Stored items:
■ ■ ■
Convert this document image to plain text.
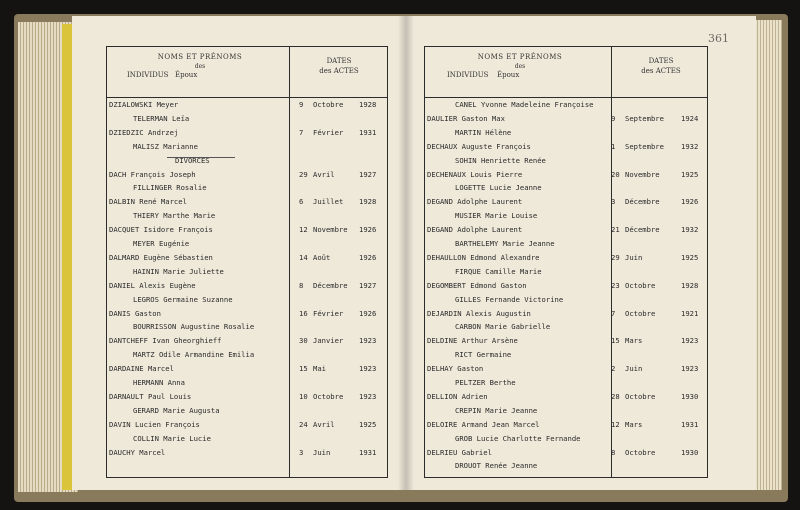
361
NOMS ET PRÉNOMS
des
INDIVIDUS Époux
DATES
des ACTES
DZIALOWSKI Meyer	9 Octobre 1928
TELERMAN Leïa
DZIEDZIC Andrzej	7 Février 1931
MALISZ Marianne
DIVORCES
DACH François Joseph	29 Avril	1927
FILLINGER Rosalie
DALBIN René Marcel	6 Juillet 1928
THIERY Marthe Marie
DACQUET Isidore François	12 Novembre 1926
MEYER Eugénie
DALMARD Eugène Sébastien	14 Août	1926
HAININ Marie Juliette
DANIEL Alexis Eugène	8 Décembre 1927
LEGROS Germaine Suzanne
DANIS Gaston	16 Février 1926
BOURRISSON Augustine Rosalie
DANTCHEFF Ivan Gheorghieff	30 Janvier 1923
MARTZ Odile Armandine Emilia
DARDAINE Marcel	15 Mai	1923
HERMANN Anna
DARNAULT Paul Louis	10 Octobre 1923
GERARD Marie Augusta
DAVIN Lucien François	24 Avril	1925
COLLIN Marie Lucie
DAUCHY Marcel	3 Juin	1931
NOMS ET PRÉNOMS
des
INDIVIDUS Époux
DATES
des ACTES
CANEL Yvonne Madeleine Françoise
DAULIER Gaston Max	9 Septembre 1924
MARTIN Hélène
DECHAUX Auguste François	1 Septembre 1932
SOHIN Henriette Renée
DECHENAUX Louis Pierre	20 Novembre	1925
LOGETTE Lucie Jeanne
DEGAND Adolphe Laurent	3 Décembre	1926
MUSIER Marie Louise
DEGAND Adolphe Laurent	21 Décembre	1932
BARTHELEMY Marie Jeanne
DEHAULLON Edmond Alexandre	29 Juin	1925
FIRQUE Camille Marie
DEGOMBERT Edmond Gaston	23 Octobre	1928
GILLES Fernande Victorine
DEJARDIN Alexis Augustin	7 Octobre	1921
CARBON Marie Gabrielle
DELDINE Arthur Arsène	15 Mars	1923
RICT Germaine
DELHAY Gaston	2 Juin	1923
PELTZER Berthe
DELLION Adrien	28 Octobre	1930
CREPIN Marie Jeanne
DELOIRE Armand Jean Marcel	12 Mars	1931
GROB Lucie Charlotte Fernande
DELRIEU Gabriel	8 Octobre	1930
DROUOT Renée Jeanne
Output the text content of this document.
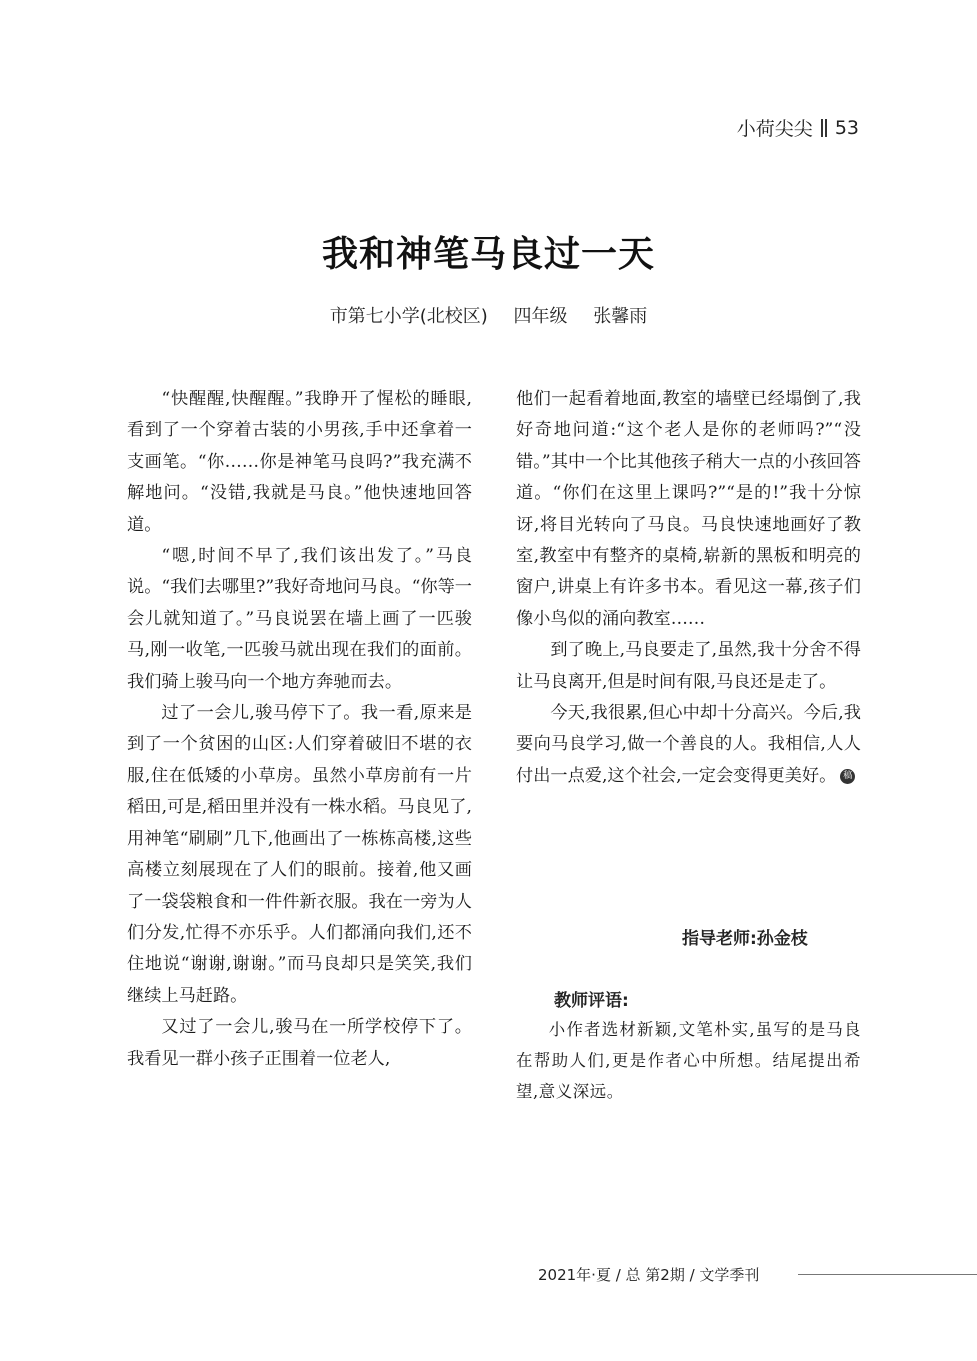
小荷尖尖 53
我和神笔马良过一天
市第七小学(北校区) 四年级 张馨雨

“快醒醒,快醒醒。”我睁开了惺松的睡眼,看到了一个穿着古装的小男孩,手中还拿着一支画笔。“你……你是神笔马良吗?”我充满不解地问。“没错,我就是马良。”他快速地回答道。

“嗯,时间不早了,我们该出发了。”马良说。“我们去哪里?”我好奇地问马良。“你等一会儿就知道了。”马良说罢在墙上画了一匹骏马,刚一收笔,一匹骏马就出现在我们的面前。我们骑上骏马向一个地方奔驰而去。

过了一会儿,骏马停下了。我一看,原来是到了一个贫困的山区:人们穿着破旧不堪的衣服,住在低矮的小草房。虽然小草房前有一片稻田,可是,稻田里并没有一株水稻。马良见了,用神笔“刷刷”几下,他画出了一栋栋高楼,这些高楼立刻展现在了人们的眼前。接着,他又画了一袋袋粮食和一件件新衣服。我在一旁为人们分发,忙得不亦乐乎。人们都涌向我们,还不住地说“谢谢,谢谢。”而马良却只是笑笑,我们继续上马赶路。

又过了一会儿,骏马在一所学校停下了。我看见一群小孩子正围着一位老人,

他们一起看着地面,教室的墙壁已经塌倒了,我好奇地问道:“这个老人是你的老师吗?”“没错。”其中一个比其他孩子稍大一点的小孩回答道。“你们在这里上课吗?”“是的!”我十分惊讶,将目光转向了马良。马良快速地画好了教室,教室中有整齐的桌椅,崭新的黑板和明亮的窗户,讲桌上有许多书本。看见这一幕,孩子们像小鸟似的涌向教室……

到了晚上,马良要走了,虽然,我十分舍不得让马良离开,但是时间有限,马良还是走了。

今天,我很累,但心中却十分高兴。今后,我要向马良学习,做一个善良的人。我相信,人人付出一点爱,这个社会,一定会变得更美好。 稿

指导老师:孙金枝
教师评语:

小作者选材新颖,文笔朴实,虽写的是马良在帮助人们,更是作者心中所想。结尾提出希望,意义深远。

2021年·夏 / 总 第2期 / 文学季刊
■ ■ ■
DESCRIPTION OF THE TASK:
Identify each line of the material where the word "Marie" shows up, and copy it.

CORRECT RESULT:
THIERY Marthe Marie
HAININ Marie Juliette
GERARD Marie Augusta
COLLIN Marie Lucie
MUSIER Marie Louise
BARTHELEMY Marie Jeanne
FIRQUE Camille Marie
CARBON Marie Gabrielle
CREPIN Marie Jeanne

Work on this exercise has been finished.